>> Begin

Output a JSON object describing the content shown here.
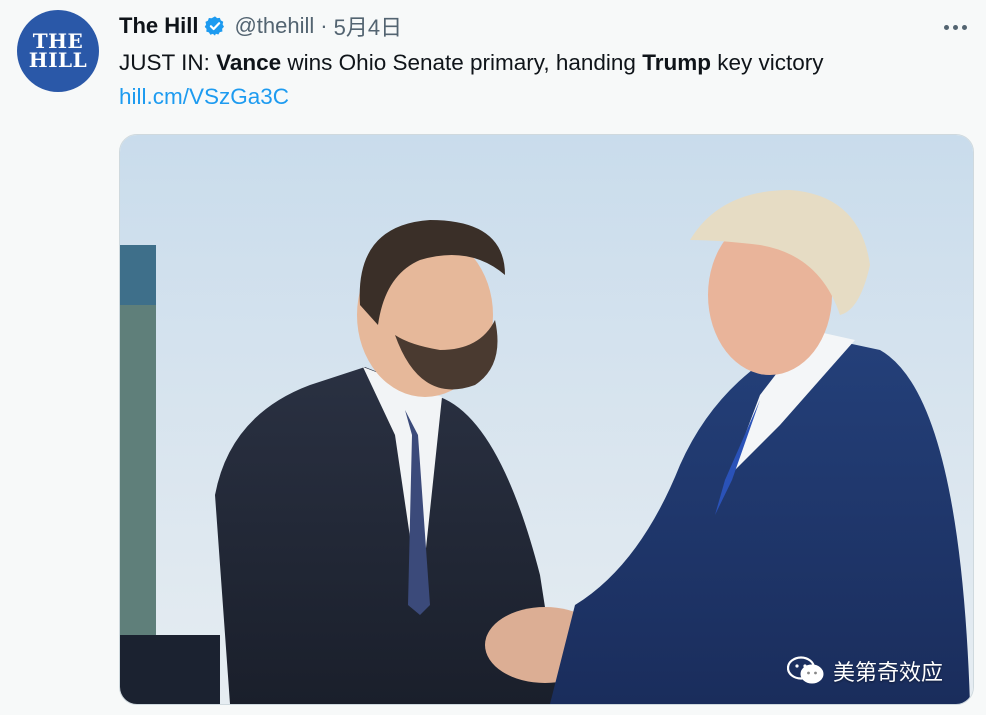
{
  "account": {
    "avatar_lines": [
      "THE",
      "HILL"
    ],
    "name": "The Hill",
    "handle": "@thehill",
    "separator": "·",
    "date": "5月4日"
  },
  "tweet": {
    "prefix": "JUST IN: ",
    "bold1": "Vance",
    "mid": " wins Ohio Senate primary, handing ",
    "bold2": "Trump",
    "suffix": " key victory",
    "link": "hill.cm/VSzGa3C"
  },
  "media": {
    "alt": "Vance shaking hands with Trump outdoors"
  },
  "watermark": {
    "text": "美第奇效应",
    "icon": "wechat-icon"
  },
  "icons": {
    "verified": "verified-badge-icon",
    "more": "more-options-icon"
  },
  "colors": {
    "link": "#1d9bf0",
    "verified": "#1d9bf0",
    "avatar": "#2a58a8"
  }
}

>> End
>> Begin

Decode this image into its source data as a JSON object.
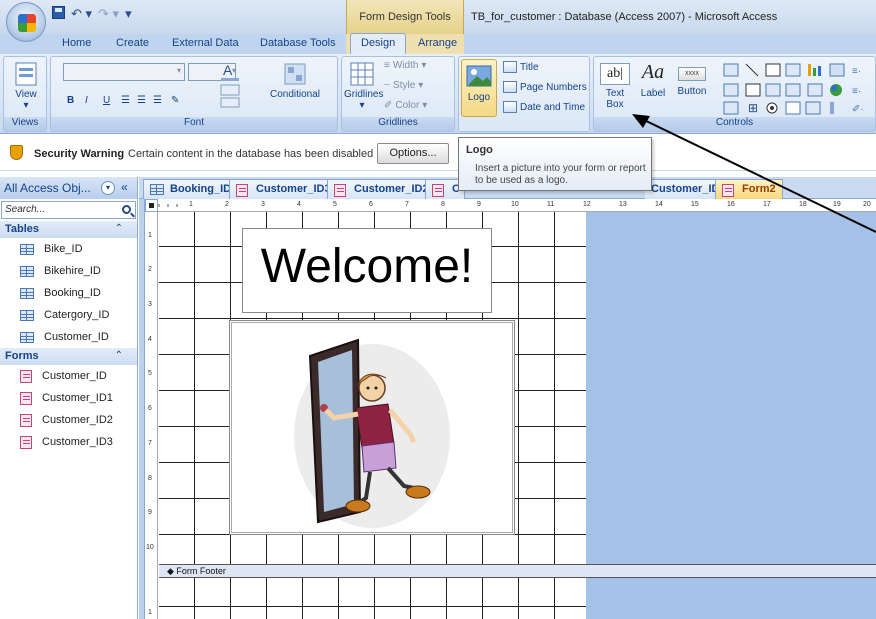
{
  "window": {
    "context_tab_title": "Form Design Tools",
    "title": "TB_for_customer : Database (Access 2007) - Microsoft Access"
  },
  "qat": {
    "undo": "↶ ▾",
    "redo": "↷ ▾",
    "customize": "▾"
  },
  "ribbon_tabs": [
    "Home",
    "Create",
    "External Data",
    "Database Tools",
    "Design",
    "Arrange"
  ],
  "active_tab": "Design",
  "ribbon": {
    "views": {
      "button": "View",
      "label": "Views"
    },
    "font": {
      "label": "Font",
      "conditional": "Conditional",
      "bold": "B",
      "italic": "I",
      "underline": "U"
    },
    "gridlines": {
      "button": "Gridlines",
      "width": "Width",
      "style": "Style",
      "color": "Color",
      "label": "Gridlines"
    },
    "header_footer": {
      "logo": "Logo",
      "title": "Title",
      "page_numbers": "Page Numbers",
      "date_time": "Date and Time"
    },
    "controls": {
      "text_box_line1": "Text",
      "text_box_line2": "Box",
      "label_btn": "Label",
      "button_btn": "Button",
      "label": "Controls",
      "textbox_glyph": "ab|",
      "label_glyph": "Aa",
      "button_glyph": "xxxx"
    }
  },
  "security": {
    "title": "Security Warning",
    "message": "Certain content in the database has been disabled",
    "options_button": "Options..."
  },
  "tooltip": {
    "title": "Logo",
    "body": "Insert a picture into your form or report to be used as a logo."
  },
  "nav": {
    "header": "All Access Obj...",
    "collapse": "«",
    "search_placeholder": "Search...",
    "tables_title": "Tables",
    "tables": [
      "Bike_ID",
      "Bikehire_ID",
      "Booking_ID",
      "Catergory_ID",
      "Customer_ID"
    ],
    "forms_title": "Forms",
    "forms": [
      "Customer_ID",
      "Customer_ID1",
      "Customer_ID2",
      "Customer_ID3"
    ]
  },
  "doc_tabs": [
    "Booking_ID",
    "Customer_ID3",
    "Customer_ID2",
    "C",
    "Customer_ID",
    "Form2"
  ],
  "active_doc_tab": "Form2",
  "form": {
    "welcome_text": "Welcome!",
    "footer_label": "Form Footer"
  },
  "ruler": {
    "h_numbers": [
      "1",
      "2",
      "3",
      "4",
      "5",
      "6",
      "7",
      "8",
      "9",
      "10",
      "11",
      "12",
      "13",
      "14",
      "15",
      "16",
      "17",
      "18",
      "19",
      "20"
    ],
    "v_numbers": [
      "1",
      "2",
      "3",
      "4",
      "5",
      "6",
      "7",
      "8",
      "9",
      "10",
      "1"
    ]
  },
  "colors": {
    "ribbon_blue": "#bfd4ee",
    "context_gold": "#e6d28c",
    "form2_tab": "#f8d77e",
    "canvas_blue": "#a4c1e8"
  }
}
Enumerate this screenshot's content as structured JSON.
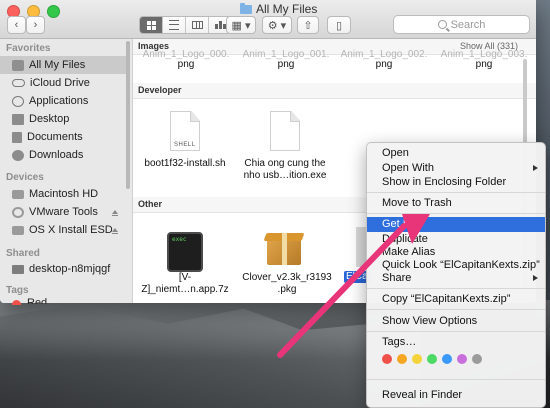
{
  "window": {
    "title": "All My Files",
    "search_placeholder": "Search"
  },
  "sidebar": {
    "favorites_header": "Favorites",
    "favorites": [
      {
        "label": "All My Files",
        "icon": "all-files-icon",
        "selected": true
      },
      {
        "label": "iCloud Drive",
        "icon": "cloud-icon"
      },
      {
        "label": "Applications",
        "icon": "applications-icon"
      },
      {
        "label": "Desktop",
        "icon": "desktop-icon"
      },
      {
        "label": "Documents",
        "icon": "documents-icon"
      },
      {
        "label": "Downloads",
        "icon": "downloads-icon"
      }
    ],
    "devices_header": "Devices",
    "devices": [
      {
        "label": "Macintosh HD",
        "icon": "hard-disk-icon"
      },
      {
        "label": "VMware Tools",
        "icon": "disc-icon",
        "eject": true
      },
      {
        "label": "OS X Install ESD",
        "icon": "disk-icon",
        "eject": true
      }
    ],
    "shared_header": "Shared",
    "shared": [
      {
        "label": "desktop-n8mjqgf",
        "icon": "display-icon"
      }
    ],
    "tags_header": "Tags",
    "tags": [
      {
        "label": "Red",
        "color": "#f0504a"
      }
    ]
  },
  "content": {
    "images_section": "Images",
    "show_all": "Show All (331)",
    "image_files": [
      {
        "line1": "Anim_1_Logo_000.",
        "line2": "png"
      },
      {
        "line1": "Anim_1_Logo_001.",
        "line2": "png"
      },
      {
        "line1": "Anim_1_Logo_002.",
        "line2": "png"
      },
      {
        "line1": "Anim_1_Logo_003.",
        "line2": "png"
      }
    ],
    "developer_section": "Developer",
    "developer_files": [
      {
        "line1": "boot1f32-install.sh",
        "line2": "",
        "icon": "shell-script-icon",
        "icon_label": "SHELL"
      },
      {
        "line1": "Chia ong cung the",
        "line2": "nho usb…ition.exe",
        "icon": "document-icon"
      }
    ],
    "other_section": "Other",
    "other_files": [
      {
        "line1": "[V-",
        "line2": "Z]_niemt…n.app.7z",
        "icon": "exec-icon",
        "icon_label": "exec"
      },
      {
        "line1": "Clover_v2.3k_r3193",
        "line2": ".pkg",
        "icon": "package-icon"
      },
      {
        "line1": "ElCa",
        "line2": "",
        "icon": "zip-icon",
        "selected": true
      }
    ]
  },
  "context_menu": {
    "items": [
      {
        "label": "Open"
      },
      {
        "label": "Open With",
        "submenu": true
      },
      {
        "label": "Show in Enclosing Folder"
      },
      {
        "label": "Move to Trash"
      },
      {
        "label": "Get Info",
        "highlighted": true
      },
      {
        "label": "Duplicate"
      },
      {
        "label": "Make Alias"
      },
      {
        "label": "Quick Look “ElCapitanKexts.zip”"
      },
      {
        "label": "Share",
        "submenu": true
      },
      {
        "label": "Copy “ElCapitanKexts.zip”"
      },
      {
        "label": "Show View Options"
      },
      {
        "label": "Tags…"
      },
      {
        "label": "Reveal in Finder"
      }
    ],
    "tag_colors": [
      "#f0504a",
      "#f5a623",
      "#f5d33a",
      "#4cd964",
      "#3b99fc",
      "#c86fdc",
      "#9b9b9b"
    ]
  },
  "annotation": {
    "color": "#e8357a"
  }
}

>> End

→ Work to do
State how many lines of the records above contain the word "Vance", giving only that number.

→ Task response
2